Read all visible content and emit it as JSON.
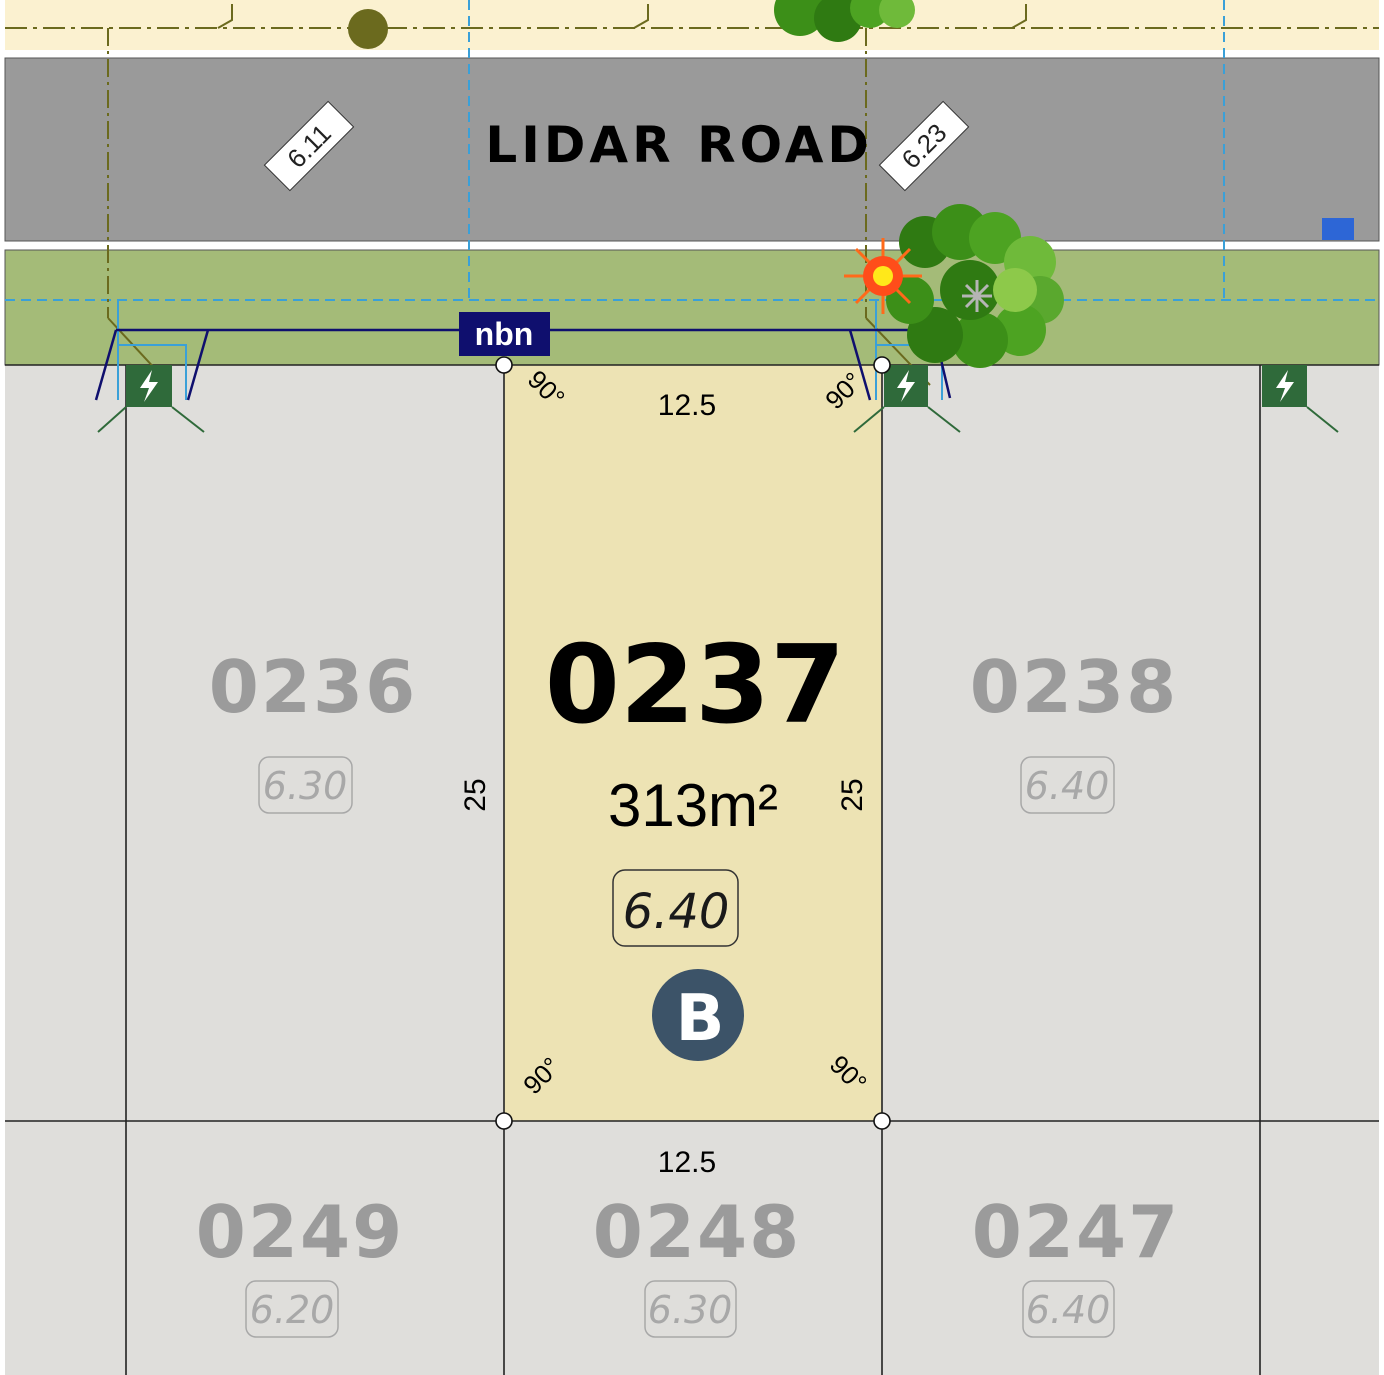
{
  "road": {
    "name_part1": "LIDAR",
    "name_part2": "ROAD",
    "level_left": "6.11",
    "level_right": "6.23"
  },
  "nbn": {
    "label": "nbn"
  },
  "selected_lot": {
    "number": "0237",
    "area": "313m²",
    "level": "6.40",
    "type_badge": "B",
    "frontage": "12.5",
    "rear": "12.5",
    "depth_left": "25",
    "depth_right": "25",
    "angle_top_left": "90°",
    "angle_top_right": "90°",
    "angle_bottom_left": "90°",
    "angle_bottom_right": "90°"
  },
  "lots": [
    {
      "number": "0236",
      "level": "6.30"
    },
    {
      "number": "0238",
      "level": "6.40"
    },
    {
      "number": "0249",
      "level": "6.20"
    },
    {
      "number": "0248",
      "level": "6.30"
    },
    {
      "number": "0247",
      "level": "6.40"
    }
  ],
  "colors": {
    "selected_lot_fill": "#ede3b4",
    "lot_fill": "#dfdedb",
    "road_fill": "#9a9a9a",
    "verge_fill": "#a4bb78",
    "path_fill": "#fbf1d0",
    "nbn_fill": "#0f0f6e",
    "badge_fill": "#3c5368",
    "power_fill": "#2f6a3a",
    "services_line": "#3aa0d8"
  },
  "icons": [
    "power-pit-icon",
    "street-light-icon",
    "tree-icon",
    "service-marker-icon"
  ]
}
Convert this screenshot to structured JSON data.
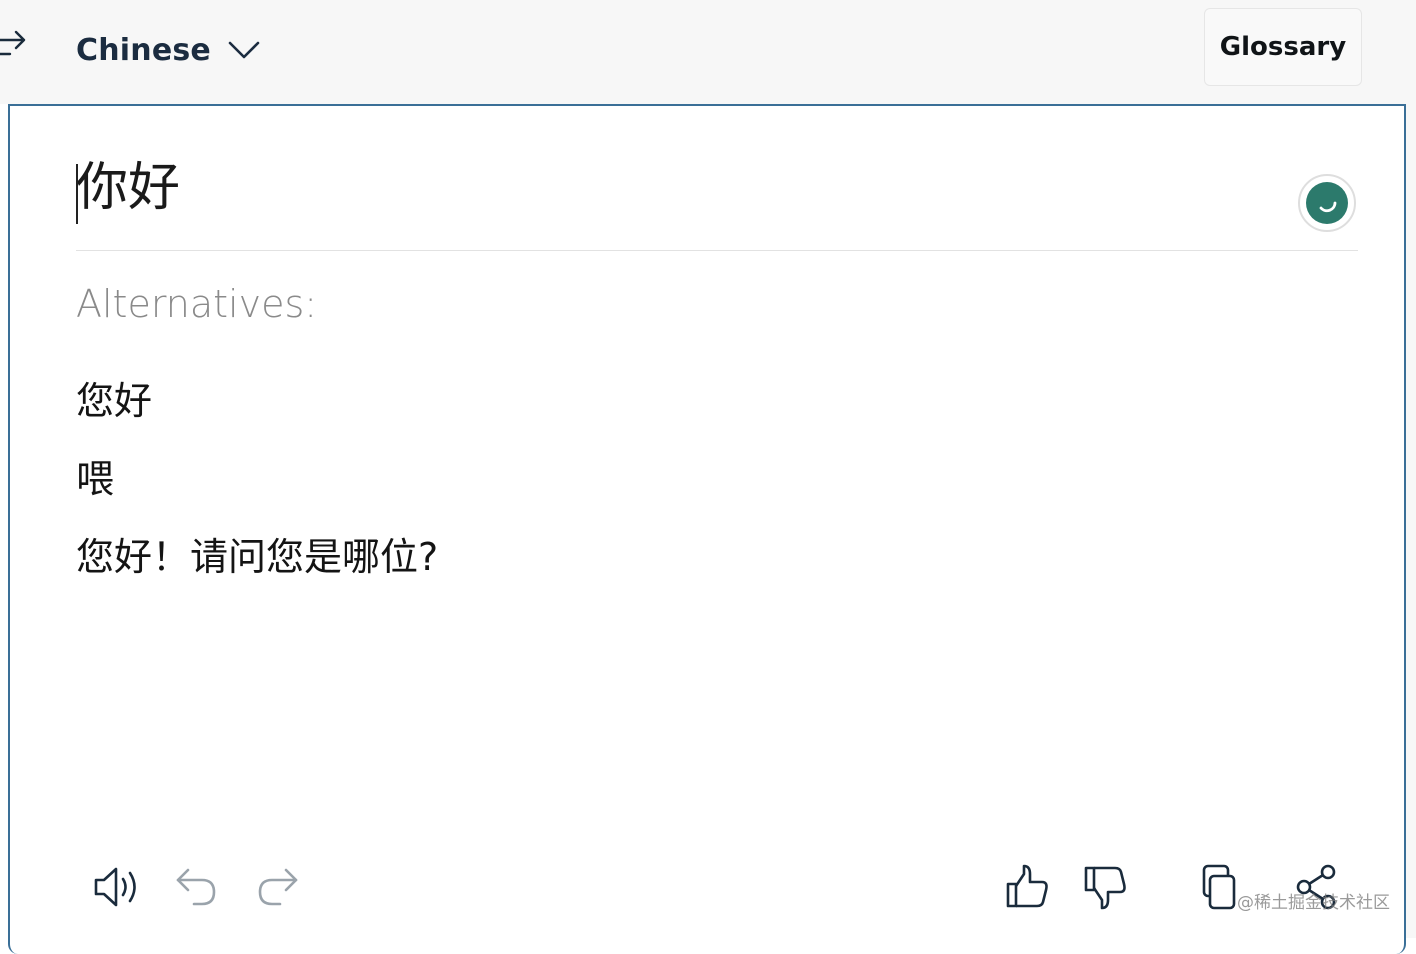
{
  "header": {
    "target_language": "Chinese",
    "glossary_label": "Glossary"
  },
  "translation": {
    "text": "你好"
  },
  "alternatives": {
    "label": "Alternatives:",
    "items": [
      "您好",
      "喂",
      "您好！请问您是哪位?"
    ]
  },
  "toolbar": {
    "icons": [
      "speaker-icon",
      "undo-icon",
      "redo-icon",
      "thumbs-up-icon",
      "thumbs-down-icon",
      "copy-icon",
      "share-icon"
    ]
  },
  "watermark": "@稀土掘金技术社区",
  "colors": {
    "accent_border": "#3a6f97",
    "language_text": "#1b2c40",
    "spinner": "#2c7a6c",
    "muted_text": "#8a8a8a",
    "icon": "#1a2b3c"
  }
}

########################################

__YOUR GOAL__
Find each line holding the string "number" and copy it out.

__TASK SOLUTION__
    "number": "0237",
      "number": "0236",
      "number": "0238",
      "number": "0249",
      "number": "0248",
      "number": "0247",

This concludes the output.